• [Goal]:
Repeat the material verbatim and drop the pictures.

-- START OF Data provided --

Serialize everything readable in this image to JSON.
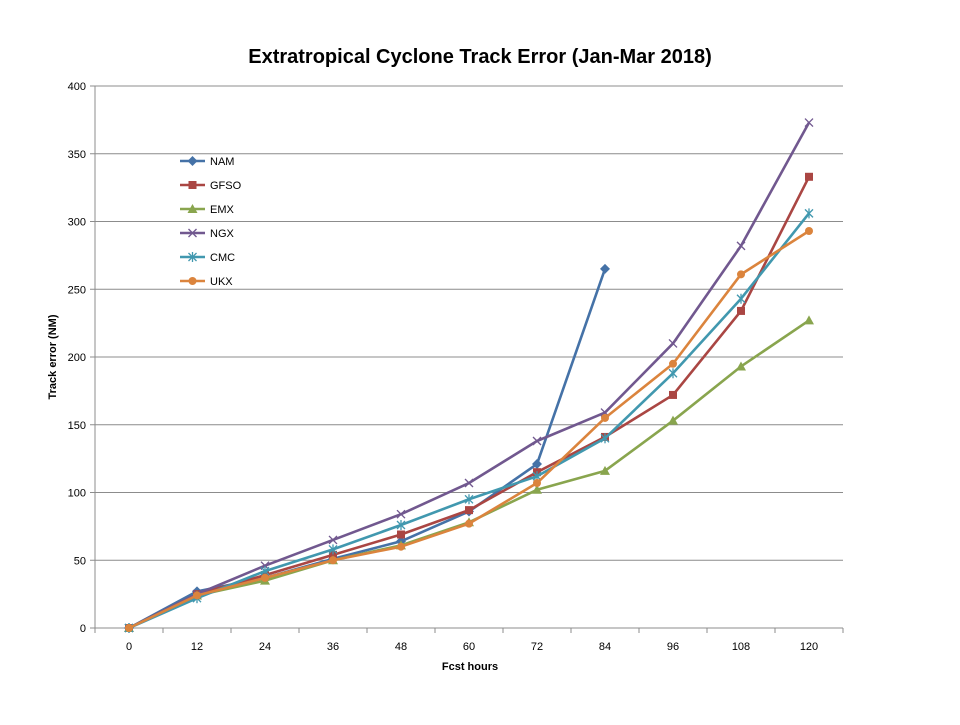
{
  "chart_data": {
    "type": "line",
    "title": "Extratropical Cyclone Track Error  (Jan-Mar 2018)",
    "xlabel": "Fcst hours",
    "ylabel": "Track error  (NM)",
    "ylim": [
      0,
      400
    ],
    "yticks": [
      "0",
      "50",
      "100",
      "150",
      "200",
      "250",
      "300",
      "350",
      "400"
    ],
    "categories": [
      "0",
      "12",
      "24",
      "36",
      "48",
      "60",
      "72",
      "84",
      "96",
      "108",
      "120"
    ],
    "grid": true,
    "legend_position": "upper-left inside plot",
    "series": [
      {
        "name": "NAM",
        "color": "#4572A7",
        "marker": "diamond",
        "values": [
          0,
          27,
          37,
          51,
          64,
          86,
          121,
          265,
          null,
          null,
          null
        ]
      },
      {
        "name": "GFSO",
        "color": "#AA4643",
        "marker": "square",
        "values": [
          0,
          25,
          39,
          54,
          69,
          87,
          115,
          141,
          172,
          234,
          333
        ]
      },
      {
        "name": "EMX",
        "color": "#89A54E",
        "marker": "triangle",
        "values": [
          0,
          24,
          35,
          50,
          61,
          78,
          102,
          116,
          153,
          193,
          227
        ]
      },
      {
        "name": "NGX",
        "color": "#71588F",
        "marker": "x",
        "values": [
          0,
          25,
          46,
          65,
          84,
          107,
          138,
          159,
          210,
          282,
          373
        ]
      },
      {
        "name": "CMC",
        "color": "#4198AF",
        "marker": "star",
        "values": [
          0,
          22,
          42,
          58,
          76,
          95,
          112,
          140,
          188,
          243,
          306
        ]
      },
      {
        "name": "UKX",
        "color": "#DB843D",
        "marker": "circle",
        "values": [
          0,
          24,
          37,
          50,
          60,
          77,
          107,
          155,
          195,
          261,
          293
        ]
      }
    ]
  }
}
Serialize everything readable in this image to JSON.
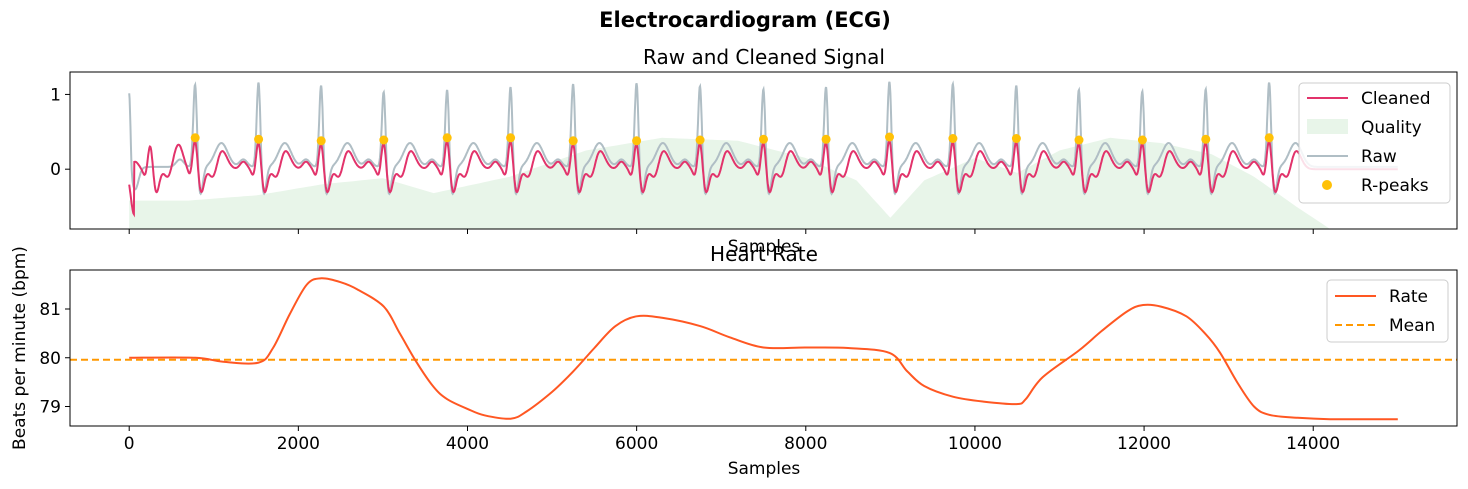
{
  "figure_title": "Electrocardiogram (ECG)",
  "colors": {
    "cleaned": "#E2336B",
    "raw": "#B0BEC5",
    "quality": "#E8F5E9",
    "rpeaks": "#FFC107",
    "rate": "#FF5722",
    "mean": "#FF9800"
  },
  "chart_data": [
    {
      "type": "line",
      "title": "Raw and Cleaned Signal",
      "xlabel": "Samples",
      "ylabel": "",
      "xlim": [
        -700,
        15700
      ],
      "ylim": [
        -0.8,
        1.3
      ],
      "yticks": [
        1,
        0
      ],
      "legend_position": "upper-right",
      "legend": [
        "Cleaned",
        "Quality",
        "Raw",
        "R-peaks"
      ],
      "r_peaks": {
        "x": [
          780,
          1530,
          2270,
          3010,
          3760,
          4510,
          5250,
          6000,
          6750,
          7500,
          8240,
          8990,
          9740,
          10490,
          11230,
          11980,
          12730,
          13480
        ],
        "y": [
          0.42,
          0.4,
          0.38,
          0.39,
          0.42,
          0.42,
          0.38,
          0.38,
          0.39,
          0.4,
          0.4,
          0.43,
          0.41,
          0.41,
          0.39,
          0.39,
          0.4,
          0.42
        ]
      },
      "raw_peak_heights": [
        1.15,
        1.18,
        1.14,
        1.05,
        1.08,
        1.12,
        1.16,
        1.17,
        1.13,
        1.09,
        1.12,
        1.19,
        1.16,
        1.14,
        1.08,
        1.06,
        1.09,
        1.18
      ],
      "quality": {
        "x": [
          0,
          700,
          1500,
          2300,
          3000,
          3600,
          4500,
          5400,
          6300,
          7200,
          8000,
          8600,
          9000,
          9400,
          10000,
          10500,
          11000,
          11600,
          12200,
          12800,
          13300,
          13800,
          14200,
          15000
        ],
        "y": [
          -0.42,
          -0.42,
          -0.35,
          -0.2,
          -0.12,
          -0.32,
          -0.1,
          0.25,
          0.42,
          0.38,
          0.15,
          -0.15,
          -0.65,
          -0.15,
          0.15,
          -0.05,
          0.25,
          0.42,
          0.35,
          0.2,
          -0.1,
          -0.5,
          -0.8,
          -0.8
        ]
      }
    },
    {
      "type": "line",
      "title": "Heart Rate",
      "xlabel": "Samples",
      "ylabel": "Beats per minute (bpm)",
      "xlim": [
        -700,
        15700
      ],
      "ylim": [
        78.6,
        81.8
      ],
      "xticks": [
        0,
        2000,
        4000,
        6000,
        8000,
        10000,
        12000,
        14000
      ],
      "xtick_labels": [
        "0",
        "2000",
        "4000",
        "6000",
        "8000",
        "10000",
        "12000",
        "14000"
      ],
      "yticks": [
        81,
        80,
        79
      ],
      "legend_position": "upper-right",
      "legend": [
        "Rate",
        "Mean"
      ],
      "rate": {
        "x": [
          0,
          780,
          1100,
          1530,
          1700,
          1900,
          2100,
          2270,
          2500,
          2700,
          3010,
          3200,
          3400,
          3600,
          3760,
          4000,
          4200,
          4510,
          4700,
          5000,
          5250,
          5500,
          5750,
          6000,
          6300,
          6750,
          7100,
          7500,
          8000,
          8500,
          8990,
          9200,
          9400,
          9740,
          10100,
          10490,
          10600,
          10800,
          11230,
          11500,
          11800,
          11980,
          12200,
          12500,
          12730,
          12900,
          13100,
          13300,
          13480,
          13800,
          14200,
          15000
        ],
        "y": [
          80.0,
          80.0,
          79.92,
          79.9,
          80.2,
          80.9,
          81.5,
          81.63,
          81.55,
          81.4,
          81.05,
          80.5,
          79.9,
          79.4,
          79.15,
          78.95,
          78.82,
          78.75,
          78.9,
          79.3,
          79.72,
          80.2,
          80.65,
          80.85,
          80.82,
          80.65,
          80.42,
          80.21,
          80.21,
          80.2,
          80.1,
          79.72,
          79.42,
          79.2,
          79.1,
          79.05,
          79.15,
          79.6,
          80.15,
          80.55,
          80.95,
          81.08,
          81.05,
          80.85,
          80.48,
          80.1,
          79.5,
          79.0,
          78.83,
          78.77,
          78.74,
          78.74
        ]
      },
      "mean": 79.96
    }
  ]
}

-- END OF Data provided --

• [Response to the task]:
Serialize everything readable in this image to JSON.
{
  "chart_data": {
    "type": "line",
    "title": "Extratropical Cyclone Track Error  (Jan-Mar 2018)",
    "xlabel": "Fcst hours",
    "ylabel": "Track error  (NM)",
    "ylim": [
      0,
      400
    ],
    "yticks": [
      "0",
      "50",
      "100",
      "150",
      "200",
      "250",
      "300",
      "350",
      "400"
    ],
    "categories": [
      "0",
      "12",
      "24",
      "36",
      "48",
      "60",
      "72",
      "84",
      "96",
      "108",
      "120"
    ],
    "grid": true,
    "legend_position": "upper-left inside plot",
    "series": [
      {
        "name": "NAM",
        "color": "#4572A7",
        "marker": "diamond",
        "values": [
          0,
          27,
          37,
          51,
          64,
          86,
          121,
          265,
          null,
          null,
          null
        ]
      },
      {
        "name": "GFSO",
        "color": "#AA4643",
        "marker": "square",
        "values": [
          0,
          25,
          39,
          54,
          69,
          87,
          115,
          141,
          172,
          234,
          333
        ]
      },
      {
        "name": "EMX",
        "color": "#89A54E",
        "marker": "triangle",
        "values": [
          0,
          24,
          35,
          50,
          61,
          78,
          102,
          116,
          153,
          193,
          227
        ]
      },
      {
        "name": "NGX",
        "color": "#71588F",
        "marker": "x",
        "values": [
          0,
          25,
          46,
          65,
          84,
          107,
          138,
          159,
          210,
          282,
          373
        ]
      },
      {
        "name": "CMC",
        "color": "#4198AF",
        "marker": "star",
        "values": [
          0,
          22,
          42,
          58,
          76,
          95,
          112,
          140,
          188,
          243,
          306
        ]
      },
      {
        "name": "UKX",
        "color": "#DB843D",
        "marker": "circle",
        "values": [
          0,
          24,
          37,
          50,
          60,
          77,
          107,
          155,
          195,
          261,
          293
        ]
      }
    ]
  }
}
Serialize everything readable in this image to JSON.
{
  "figure_title": "Electrocardiogram (ECG)",
  "colors": {
    "cleaned": "#E2336B",
    "raw": "#B0BEC5",
    "quality": "#E8F5E9",
    "rpeaks": "#FFC107",
    "rate": "#FF5722",
    "mean": "#FF9800"
  },
  "chart_data": [
    {
      "type": "line",
      "title": "Raw and Cleaned Signal",
      "xlabel": "Samples",
      "ylabel": "",
      "xlim": [
        -700,
        15700
      ],
      "ylim": [
        -0.8,
        1.3
      ],
      "yticks": [
        1,
        0
      ],
      "legend_position": "upper-right",
      "legend": [
        "Cleaned",
        "Quality",
        "Raw",
        "R-peaks"
      ],
      "r_peaks": {
        "x": [
          780,
          1530,
          2270,
          3010,
          3760,
          4510,
          5250,
          6000,
          6750,
          7500,
          8240,
          8990,
          9740,
          10490,
          11230,
          11980,
          12730,
          13480
        ],
        "y": [
          0.42,
          0.4,
          0.38,
          0.39,
          0.42,
          0.42,
          0.38,
          0.38,
          0.39,
          0.4,
          0.4,
          0.43,
          0.41,
          0.41,
          0.39,
          0.39,
          0.4,
          0.42
        ]
      },
      "raw_peak_heights": [
        1.15,
        1.18,
        1.14,
        1.05,
        1.08,
        1.12,
        1.16,
        1.17,
        1.13,
        1.09,
        1.12,
        1.19,
        1.16,
        1.14,
        1.08,
        1.06,
        1.09,
        1.18
      ],
      "quality": {
        "x": [
          0,
          700,
          1500,
          2300,
          3000,
          3600,
          4500,
          5400,
          6300,
          7200,
          8000,
          8600,
          9000,
          9400,
          10000,
          10500,
          11000,
          11600,
          12200,
          12800,
          13300,
          13800,
          14200,
          15000
        ],
        "y": [
          -0.42,
          -0.42,
          -0.35,
          -0.2,
          -0.12,
          -0.32,
          -0.1,
          0.25,
          0.42,
          0.38,
          0.15,
          -0.15,
          -0.65,
          -0.15,
          0.15,
          -0.05,
          0.25,
          0.42,
          0.35,
          0.2,
          -0.1,
          -0.5,
          -0.8,
          -0.8
        ]
      }
    },
    {
      "type": "line",
      "title": "Heart Rate",
      "xlabel": "Samples",
      "ylabel": "Beats per minute (bpm)",
      "xlim": [
        -700,
        15700
      ],
      "ylim": [
        78.6,
        81.8
      ],
      "xticks": [
        0,
        2000,
        4000,
        6000,
        8000,
        10000,
        12000,
        14000
      ],
      "xtick_labels": [
        "0",
        "2000",
        "4000",
        "6000",
        "8000",
        "10000",
        "12000",
        "14000"
      ],
      "yticks": [
        81,
        80,
        79
      ],
      "legend_position": "upper-right",
      "legend": [
        "Rate",
        "Mean"
      ],
      "rate": {
        "x": [
          0,
          780,
          1100,
          1530,
          1700,
          1900,
          2100,
          2270,
          2500,
          2700,
          3010,
          3200,
          3400,
          3600,
          3760,
          4000,
          4200,
          4510,
          4700,
          5000,
          5250,
          5500,
          5750,
          6000,
          6300,
          6750,
          7100,
          7500,
          8000,
          8500,
          8990,
          9200,
          9400,
          9740,
          10100,
          10490,
          10600,
          10800,
          11230,
          11500,
          11800,
          11980,
          12200,
          12500,
          12730,
          12900,
          13100,
          13300,
          13480,
          13800,
          14200,
          15000
        ],
        "y": [
          80.0,
          80.0,
          79.92,
          79.9,
          80.2,
          80.9,
          81.5,
          81.63,
          81.55,
          81.4,
          81.05,
          80.5,
          79.9,
          79.4,
          79.15,
          78.95,
          78.82,
          78.75,
          78.9,
          79.3,
          79.72,
          80.2,
          80.65,
          80.85,
          80.82,
          80.65,
          80.42,
          80.21,
          80.21,
          80.2,
          80.1,
          79.72,
          79.42,
          79.2,
          79.1,
          79.05,
          79.15,
          79.6,
          80.15,
          80.55,
          80.95,
          81.08,
          81.05,
          80.85,
          80.48,
          80.1,
          79.5,
          79.0,
          78.83,
          78.77,
          78.74,
          78.74
        ]
      },
      "mean": 79.96
    }
  ]
}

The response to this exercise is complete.